[JOB] Wherever the word "series" appears in a line, copy that line.

[Records excerpted from a collection]
>> begin

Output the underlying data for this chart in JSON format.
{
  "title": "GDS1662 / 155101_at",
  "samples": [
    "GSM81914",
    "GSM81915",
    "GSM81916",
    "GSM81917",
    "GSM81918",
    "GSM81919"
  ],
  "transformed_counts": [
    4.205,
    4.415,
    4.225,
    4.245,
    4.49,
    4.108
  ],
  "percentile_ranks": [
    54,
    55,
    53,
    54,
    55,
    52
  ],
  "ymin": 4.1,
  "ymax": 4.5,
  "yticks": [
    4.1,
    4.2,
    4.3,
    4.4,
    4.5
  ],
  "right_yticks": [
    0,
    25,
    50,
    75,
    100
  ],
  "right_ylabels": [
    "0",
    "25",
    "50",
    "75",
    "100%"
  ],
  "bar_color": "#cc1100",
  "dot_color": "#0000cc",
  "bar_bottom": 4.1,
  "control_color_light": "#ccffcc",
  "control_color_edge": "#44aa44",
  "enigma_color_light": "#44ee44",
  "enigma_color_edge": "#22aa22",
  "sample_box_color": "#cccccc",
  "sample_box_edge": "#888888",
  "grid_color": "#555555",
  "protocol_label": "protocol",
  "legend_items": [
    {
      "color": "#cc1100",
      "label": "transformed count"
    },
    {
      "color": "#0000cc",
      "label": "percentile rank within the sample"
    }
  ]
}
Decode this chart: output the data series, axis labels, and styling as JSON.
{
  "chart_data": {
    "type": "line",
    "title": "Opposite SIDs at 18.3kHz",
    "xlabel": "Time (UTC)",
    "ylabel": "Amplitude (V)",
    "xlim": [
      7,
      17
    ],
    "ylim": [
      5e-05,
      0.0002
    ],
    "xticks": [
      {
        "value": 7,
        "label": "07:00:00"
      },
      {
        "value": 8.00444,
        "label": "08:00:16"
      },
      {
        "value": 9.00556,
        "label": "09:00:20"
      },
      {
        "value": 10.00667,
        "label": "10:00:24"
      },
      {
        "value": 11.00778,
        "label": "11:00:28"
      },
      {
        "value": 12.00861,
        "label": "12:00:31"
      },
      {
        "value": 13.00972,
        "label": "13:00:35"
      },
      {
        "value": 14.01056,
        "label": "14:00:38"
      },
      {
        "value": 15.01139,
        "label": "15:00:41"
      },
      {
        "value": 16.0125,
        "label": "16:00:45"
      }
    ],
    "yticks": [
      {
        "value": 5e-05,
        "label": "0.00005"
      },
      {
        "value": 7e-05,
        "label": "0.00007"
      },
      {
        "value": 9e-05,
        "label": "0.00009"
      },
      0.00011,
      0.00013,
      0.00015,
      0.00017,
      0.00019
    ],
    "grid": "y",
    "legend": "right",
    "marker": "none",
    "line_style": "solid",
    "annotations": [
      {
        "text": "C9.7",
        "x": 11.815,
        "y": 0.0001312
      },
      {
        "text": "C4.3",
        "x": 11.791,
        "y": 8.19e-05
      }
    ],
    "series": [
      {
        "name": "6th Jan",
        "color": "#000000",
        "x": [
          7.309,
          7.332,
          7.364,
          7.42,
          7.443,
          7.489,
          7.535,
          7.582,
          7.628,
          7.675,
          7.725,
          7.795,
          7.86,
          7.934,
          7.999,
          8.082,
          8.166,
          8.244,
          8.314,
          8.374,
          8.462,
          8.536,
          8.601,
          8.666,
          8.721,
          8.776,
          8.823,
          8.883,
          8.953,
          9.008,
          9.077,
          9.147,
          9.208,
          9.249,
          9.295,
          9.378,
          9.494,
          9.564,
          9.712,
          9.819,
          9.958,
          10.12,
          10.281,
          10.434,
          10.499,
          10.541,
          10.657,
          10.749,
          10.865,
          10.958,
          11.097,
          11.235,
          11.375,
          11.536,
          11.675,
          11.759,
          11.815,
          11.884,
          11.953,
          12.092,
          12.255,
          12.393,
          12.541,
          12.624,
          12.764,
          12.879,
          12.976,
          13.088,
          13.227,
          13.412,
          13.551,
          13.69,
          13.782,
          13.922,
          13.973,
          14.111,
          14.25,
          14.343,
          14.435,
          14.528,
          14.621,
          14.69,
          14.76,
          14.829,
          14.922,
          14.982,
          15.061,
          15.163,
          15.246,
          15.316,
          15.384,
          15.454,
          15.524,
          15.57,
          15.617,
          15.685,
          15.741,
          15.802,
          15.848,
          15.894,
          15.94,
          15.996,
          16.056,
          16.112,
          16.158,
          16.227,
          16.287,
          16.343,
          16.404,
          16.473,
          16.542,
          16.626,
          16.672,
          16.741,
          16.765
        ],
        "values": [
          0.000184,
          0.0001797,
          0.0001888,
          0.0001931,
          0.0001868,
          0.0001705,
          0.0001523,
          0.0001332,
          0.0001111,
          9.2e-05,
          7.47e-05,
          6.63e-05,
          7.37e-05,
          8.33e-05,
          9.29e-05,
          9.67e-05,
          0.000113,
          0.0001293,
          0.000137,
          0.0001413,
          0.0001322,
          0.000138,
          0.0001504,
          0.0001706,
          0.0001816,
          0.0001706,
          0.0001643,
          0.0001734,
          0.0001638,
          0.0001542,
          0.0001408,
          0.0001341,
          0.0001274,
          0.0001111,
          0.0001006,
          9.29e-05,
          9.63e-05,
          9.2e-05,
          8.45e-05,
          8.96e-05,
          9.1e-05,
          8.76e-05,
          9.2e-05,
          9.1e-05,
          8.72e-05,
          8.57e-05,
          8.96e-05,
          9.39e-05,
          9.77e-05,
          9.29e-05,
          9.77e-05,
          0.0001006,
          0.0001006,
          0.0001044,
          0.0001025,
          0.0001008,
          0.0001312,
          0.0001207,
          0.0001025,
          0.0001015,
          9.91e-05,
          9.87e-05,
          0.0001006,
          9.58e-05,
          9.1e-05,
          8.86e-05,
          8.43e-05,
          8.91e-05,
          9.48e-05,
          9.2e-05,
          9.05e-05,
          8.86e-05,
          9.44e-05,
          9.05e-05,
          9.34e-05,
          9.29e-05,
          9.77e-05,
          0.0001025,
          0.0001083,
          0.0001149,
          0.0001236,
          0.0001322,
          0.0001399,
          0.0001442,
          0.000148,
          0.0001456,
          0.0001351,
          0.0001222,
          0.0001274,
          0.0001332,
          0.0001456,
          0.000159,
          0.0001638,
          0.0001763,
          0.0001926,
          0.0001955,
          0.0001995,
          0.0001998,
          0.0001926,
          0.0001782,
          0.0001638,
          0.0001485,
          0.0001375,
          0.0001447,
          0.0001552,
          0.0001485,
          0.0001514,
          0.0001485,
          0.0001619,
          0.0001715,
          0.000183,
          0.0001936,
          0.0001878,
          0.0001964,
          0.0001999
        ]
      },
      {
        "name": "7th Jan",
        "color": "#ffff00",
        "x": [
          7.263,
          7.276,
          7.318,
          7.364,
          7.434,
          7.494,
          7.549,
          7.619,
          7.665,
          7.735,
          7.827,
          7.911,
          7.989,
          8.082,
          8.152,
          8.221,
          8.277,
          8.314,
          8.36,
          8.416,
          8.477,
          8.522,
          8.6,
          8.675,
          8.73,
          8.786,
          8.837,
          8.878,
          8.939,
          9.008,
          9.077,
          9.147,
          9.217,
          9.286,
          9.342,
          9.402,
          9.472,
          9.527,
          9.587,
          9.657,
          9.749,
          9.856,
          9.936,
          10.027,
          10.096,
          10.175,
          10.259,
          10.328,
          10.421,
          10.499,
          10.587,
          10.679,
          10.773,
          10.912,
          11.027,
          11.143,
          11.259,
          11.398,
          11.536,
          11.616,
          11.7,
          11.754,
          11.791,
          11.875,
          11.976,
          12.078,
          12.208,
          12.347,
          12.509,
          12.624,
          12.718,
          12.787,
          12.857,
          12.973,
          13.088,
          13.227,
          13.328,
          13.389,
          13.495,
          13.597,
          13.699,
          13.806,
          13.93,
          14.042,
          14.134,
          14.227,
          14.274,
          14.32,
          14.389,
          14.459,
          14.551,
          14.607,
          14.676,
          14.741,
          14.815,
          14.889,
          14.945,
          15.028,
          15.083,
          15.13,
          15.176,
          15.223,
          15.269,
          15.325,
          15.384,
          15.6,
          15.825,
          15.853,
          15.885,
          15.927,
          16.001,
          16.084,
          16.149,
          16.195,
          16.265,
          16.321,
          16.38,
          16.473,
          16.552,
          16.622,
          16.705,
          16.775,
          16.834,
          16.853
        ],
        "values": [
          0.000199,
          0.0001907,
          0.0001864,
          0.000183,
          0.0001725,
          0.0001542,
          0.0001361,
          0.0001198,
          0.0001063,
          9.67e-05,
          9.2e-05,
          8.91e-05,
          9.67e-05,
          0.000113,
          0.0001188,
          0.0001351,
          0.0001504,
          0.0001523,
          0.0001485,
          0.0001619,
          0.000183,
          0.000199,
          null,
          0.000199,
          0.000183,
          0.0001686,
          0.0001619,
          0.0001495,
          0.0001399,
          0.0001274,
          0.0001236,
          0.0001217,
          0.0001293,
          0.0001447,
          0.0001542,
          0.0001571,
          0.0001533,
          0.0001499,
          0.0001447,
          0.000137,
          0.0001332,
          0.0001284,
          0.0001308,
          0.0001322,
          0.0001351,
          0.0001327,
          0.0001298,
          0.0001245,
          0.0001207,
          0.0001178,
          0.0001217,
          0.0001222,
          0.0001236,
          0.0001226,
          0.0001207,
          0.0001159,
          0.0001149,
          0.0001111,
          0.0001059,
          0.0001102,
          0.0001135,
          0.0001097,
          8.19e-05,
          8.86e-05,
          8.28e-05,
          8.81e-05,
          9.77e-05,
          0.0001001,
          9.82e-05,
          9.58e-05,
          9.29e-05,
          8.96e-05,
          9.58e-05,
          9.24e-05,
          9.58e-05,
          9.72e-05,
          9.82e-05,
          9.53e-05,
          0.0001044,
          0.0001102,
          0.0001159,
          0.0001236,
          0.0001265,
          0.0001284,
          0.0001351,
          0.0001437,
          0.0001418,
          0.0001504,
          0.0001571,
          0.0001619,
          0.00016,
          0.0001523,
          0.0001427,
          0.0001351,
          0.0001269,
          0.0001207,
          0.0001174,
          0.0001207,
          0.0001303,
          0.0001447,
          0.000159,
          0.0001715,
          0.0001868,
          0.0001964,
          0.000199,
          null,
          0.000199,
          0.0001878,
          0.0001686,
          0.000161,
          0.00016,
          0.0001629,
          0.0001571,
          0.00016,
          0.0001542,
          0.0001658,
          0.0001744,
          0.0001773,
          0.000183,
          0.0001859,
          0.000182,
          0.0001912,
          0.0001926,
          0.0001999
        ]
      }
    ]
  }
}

>> end

[OUTPUT FOR THIS EXERCISE]
Decode this chart: output the data series, axis labels, and styling as JSON.
    "series": [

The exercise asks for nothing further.